__WHAT THIS TASK INVOLVES__
Write out all the data again, exactly as it stands.

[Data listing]
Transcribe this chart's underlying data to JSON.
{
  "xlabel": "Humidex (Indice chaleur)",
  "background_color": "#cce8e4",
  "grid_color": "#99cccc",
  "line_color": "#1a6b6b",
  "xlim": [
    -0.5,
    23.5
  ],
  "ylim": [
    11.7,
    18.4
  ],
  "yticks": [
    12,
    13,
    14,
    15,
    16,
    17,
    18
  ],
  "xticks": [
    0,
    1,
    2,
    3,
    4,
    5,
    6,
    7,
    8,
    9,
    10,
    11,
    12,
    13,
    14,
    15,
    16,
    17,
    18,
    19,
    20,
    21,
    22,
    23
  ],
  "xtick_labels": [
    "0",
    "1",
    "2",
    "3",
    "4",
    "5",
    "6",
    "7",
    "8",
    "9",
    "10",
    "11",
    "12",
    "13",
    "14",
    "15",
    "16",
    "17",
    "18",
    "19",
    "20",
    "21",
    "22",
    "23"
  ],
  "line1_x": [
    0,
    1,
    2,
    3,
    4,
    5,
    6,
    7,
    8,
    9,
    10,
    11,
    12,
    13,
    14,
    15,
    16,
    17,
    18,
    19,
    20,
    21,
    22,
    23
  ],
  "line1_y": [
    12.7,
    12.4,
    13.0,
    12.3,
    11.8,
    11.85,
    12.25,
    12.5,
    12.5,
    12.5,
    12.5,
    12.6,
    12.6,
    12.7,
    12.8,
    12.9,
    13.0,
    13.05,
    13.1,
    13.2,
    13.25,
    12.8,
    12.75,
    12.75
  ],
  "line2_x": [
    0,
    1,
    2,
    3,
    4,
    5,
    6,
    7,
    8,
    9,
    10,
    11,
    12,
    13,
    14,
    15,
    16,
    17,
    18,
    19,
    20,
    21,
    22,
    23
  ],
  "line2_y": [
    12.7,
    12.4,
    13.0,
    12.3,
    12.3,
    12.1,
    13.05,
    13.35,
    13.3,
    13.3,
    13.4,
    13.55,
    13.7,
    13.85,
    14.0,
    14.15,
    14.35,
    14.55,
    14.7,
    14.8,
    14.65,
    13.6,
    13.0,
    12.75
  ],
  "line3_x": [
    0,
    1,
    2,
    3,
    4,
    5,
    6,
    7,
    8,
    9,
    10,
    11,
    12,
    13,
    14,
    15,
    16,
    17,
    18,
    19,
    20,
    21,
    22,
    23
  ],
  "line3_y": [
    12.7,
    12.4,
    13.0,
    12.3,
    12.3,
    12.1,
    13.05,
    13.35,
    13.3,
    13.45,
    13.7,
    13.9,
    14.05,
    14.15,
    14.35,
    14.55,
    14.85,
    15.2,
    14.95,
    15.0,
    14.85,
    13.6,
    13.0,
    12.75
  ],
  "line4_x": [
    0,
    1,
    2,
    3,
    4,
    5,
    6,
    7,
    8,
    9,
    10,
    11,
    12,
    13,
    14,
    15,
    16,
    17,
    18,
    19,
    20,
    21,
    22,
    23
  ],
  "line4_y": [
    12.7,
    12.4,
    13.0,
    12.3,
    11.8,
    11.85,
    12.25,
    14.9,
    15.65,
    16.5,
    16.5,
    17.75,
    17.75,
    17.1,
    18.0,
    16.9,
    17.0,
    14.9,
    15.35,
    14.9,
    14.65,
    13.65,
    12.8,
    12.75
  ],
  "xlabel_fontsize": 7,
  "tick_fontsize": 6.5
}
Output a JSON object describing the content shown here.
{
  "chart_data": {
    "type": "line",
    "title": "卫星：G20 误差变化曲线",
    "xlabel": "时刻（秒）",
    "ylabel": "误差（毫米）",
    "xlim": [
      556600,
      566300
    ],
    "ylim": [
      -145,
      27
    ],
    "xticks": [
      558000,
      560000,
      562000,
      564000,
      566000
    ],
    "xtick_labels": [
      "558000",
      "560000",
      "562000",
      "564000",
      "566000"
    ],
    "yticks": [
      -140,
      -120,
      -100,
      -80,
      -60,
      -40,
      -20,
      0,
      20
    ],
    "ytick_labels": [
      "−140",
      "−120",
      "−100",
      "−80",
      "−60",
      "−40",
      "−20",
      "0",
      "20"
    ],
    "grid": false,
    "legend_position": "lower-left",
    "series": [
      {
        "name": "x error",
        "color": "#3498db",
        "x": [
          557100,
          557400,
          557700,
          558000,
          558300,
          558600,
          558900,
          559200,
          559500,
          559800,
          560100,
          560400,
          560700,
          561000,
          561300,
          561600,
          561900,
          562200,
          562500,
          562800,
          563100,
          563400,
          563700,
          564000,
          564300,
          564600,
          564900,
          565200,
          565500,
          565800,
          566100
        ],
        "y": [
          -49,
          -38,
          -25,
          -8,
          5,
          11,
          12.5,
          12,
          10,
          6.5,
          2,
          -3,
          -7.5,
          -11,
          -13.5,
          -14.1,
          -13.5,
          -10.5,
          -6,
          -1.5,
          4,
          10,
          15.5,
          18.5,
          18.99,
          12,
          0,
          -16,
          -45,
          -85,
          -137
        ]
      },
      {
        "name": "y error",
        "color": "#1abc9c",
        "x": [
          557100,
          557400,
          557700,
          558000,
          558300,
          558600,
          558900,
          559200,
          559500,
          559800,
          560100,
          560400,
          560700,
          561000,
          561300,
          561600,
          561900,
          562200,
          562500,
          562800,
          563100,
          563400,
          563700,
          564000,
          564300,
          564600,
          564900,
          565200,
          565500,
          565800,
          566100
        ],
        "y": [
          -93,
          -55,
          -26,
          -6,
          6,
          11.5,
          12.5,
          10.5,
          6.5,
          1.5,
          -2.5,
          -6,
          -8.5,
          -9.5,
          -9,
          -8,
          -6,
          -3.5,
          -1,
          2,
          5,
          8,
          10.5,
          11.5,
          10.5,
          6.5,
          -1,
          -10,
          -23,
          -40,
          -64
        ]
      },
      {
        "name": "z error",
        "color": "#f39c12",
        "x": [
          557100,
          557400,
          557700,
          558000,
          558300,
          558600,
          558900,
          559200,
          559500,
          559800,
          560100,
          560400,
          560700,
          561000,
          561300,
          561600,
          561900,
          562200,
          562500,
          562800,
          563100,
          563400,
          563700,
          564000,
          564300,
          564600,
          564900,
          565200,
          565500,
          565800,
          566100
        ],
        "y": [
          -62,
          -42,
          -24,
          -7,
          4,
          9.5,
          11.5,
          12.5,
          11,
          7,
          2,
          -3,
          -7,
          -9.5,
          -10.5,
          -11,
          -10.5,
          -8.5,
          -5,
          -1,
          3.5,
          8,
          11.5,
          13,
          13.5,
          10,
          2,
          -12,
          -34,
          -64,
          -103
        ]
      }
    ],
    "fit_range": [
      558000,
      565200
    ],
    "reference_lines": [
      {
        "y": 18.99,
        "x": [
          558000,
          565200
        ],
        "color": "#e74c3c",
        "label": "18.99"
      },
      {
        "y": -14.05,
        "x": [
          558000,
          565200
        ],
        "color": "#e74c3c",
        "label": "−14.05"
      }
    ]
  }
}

__EXERCISE SOLUTION__
Transcribe this chart's underlying data to JSON.
{
  "xlabel": "Humidex (Indice chaleur)",
  "background_color": "#cce8e4",
  "grid_color": "#99cccc",
  "line_color": "#1a6b6b",
  "xlim": [
    -0.5,
    23.5
  ],
  "ylim": [
    11.7,
    18.4
  ],
  "yticks": [
    12,
    13,
    14,
    15,
    16,
    17,
    18
  ],
  "xticks": [
    0,
    1,
    2,
    3,
    4,
    5,
    6,
    7,
    8,
    9,
    10,
    11,
    12,
    13,
    14,
    15,
    16,
    17,
    18,
    19,
    20,
    21,
    22,
    23
  ],
  "xtick_labels": [
    "0",
    "1",
    "2",
    "3",
    "4",
    "5",
    "6",
    "7",
    "8",
    "9",
    "10",
    "11",
    "12",
    "13",
    "14",
    "15",
    "16",
    "17",
    "18",
    "19",
    "20",
    "21",
    "22",
    "23"
  ],
  "line1_x": [
    0,
    1,
    2,
    3,
    4,
    5,
    6,
    7,
    8,
    9,
    10,
    11,
    12,
    13,
    14,
    15,
    16,
    17,
    18,
    19,
    20,
    21,
    22,
    23
  ],
  "line1_y": [
    12.7,
    12.4,
    13.0,
    12.3,
    11.8,
    11.85,
    12.25,
    12.5,
    12.5,
    12.5,
    12.5,
    12.6,
    12.6,
    12.7,
    12.8,
    12.9,
    13.0,
    13.05,
    13.1,
    13.2,
    13.25,
    12.8,
    12.75,
    12.75
  ],
  "line2_x": [
    0,
    1,
    2,
    3,
    4,
    5,
    6,
    7,
    8,
    9,
    10,
    11,
    12,
    13,
    14,
    15,
    16,
    17,
    18,
    19,
    20,
    21,
    22,
    23
  ],
  "line2_y": [
    12.7,
    12.4,
    13.0,
    12.3,
    12.3,
    12.1,
    13.05,
    13.35,
    13.3,
    13.3,
    13.4,
    13.55,
    13.7,
    13.85,
    14.0,
    14.15,
    14.35,
    14.55,
    14.7,
    14.8,
    14.65,
    13.6,
    13.0,
    12.75
  ],
  "line3_x": [
    0,
    1,
    2,
    3,
    4,
    5,
    6,
    7,
    8,
    9,
    10,
    11,
    12,
    13,
    14,
    15,
    16,
    17,
    18,
    19,
    20,
    21,
    22,
    23
  ],
  "line3_y": [
    12.7,
    12.4,
    13.0,
    12.3,
    12.3,
    12.1,
    13.05,
    13.35,
    13.3,
    13.45,
    13.7,
    13.9,
    14.05,
    14.15,
    14.35,
    14.55,
    14.85,
    15.2,
    14.95,
    15.0,
    14.85,
    13.6,
    13.0,
    12.75
  ],
  "line4_x": [
    0,
    1,
    2,
    3,
    4,
    5,
    6,
    7,
    8,
    9,
    10,
    11,
    12,
    13,
    14,
    15,
    16,
    17,
    18,
    19,
    20,
    21,
    22,
    23
  ],
  "line4_y": [
    12.7,
    12.4,
    13.0,
    12.3,
    11.8,
    11.85,
    12.25,
    14.9,
    15.65,
    16.5,
    16.5,
    17.75,
    17.75,
    17.1,
    18.0,
    16.9,
    17.0,
    14.9,
    15.35,
    14.9,
    14.65,
    13.65,
    12.8,
    12.75
  ],
  "xlabel_fontsize": 7,
  "tick_fontsize": 6.5
}
Output a JSON object describing the content shown here.
{
  "chart_data": {
    "type": "line",
    "title": "卫星：G20 误差变化曲线",
    "xlabel": "时刻（秒）",
    "ylabel": "误差（毫米）",
    "xlim": [
      556600,
      566300
    ],
    "ylim": [
      -145,
      27
    ],
    "xticks": [
      558000,
      560000,
      562000,
      564000,
      566000
    ],
    "xtick_labels": [
      "558000",
      "560000",
      "562000",
      "564000",
      "566000"
    ],
    "yticks": [
      -140,
      -120,
      -100,
      -80,
      -60,
      -40,
      -20,
      0,
      20
    ],
    "ytick_labels": [
      "−140",
      "−120",
      "−100",
      "−80",
      "−60",
      "−40",
      "−20",
      "0",
      "20"
    ],
    "grid": false,
    "legend_position": "lower-left",
    "series": [
      {
        "name": "x error",
        "color": "#3498db",
        "x": [
          557100,
          557400,
          557700,
          558000,
          558300,
          558600,
          558900,
          559200,
          559500,
          559800,
          560100,
          560400,
          560700,
          561000,
          561300,
          561600,
          561900,
          562200,
          562500,
          562800,
          563100,
          563400,
          563700,
          564000,
          564300,
          564600,
          564900,
          565200,
          565500,
          565800,
          566100
        ],
        "y": [
          -49,
          -38,
          -25,
          -8,
          5,
          11,
          12.5,
          12,
          10,
          6.5,
          2,
          -3,
          -7.5,
          -11,
          -13.5,
          -14.1,
          -13.5,
          -10.5,
          -6,
          -1.5,
          4,
          10,
          15.5,
          18.5,
          18.99,
          12,
          0,
          -16,
          -45,
          -85,
          -137
        ]
      },
      {
        "name": "y error",
        "color": "#1abc9c",
        "x": [
          557100,
          557400,
          557700,
          558000,
          558300,
          558600,
          558900,
          559200,
          559500,
          559800,
          560100,
          560400,
          560700,
          561000,
          561300,
          561600,
          561900,
          562200,
          562500,
          562800,
          563100,
          563400,
          563700,
          564000,
          564300,
          564600,
          564900,
          565200,
          565500,
          565800,
          566100
        ],
        "y": [
          -93,
          -55,
          -26,
          -6,
          6,
          11.5,
          12.5,
          10.5,
          6.5,
          1.5,
          -2.5,
          -6,
          -8.5,
          -9.5,
          -9,
          -8,
          -6,
          -3.5,
          -1,
          2,
          5,
          8,
          10.5,
          11.5,
          10.5,
          6.5,
          -1,
          -10,
          -23,
          -40,
          -64
        ]
      },
      {
        "name": "z error",
        "color": "#f39c12",
        "x": [
          557100,
          557400,
          557700,
          558000,
          558300,
          558600,
          558900,
          559200,
          559500,
          559800,
          560100,
          560400,
          560700,
          561000,
          561300,
          561600,
          561900,
          562200,
          562500,
          562800,
          563100,
          563400,
          563700,
          564000,
          564300,
          564600,
          564900,
          565200,
          565500,
          565800,
          566100
        ],
        "y": [
          -62,
          -42,
          -24,
          -7,
          4,
          9.5,
          11.5,
          12.5,
          11,
          7,
          2,
          -3,
          -7,
          -9.5,
          -10.5,
          -11,
          -10.5,
          -8.5,
          -5,
          -1,
          3.5,
          8,
          11.5,
          13,
          13.5,
          10,
          2,
          -12,
          -34,
          -64,
          -103
        ]
      }
    ],
    "fit_range": [
      558000,
      565200
    ],
    "reference_lines": [
      {
        "y": 18.99,
        "x": [
          558000,
          565200
        ],
        "color": "#e74c3c",
        "label": "18.99"
      },
      {
        "y": -14.05,
        "x": [
          558000,
          565200
        ],
        "color": "#e74c3c",
        "label": "−14.05"
      }
    ]
  }
}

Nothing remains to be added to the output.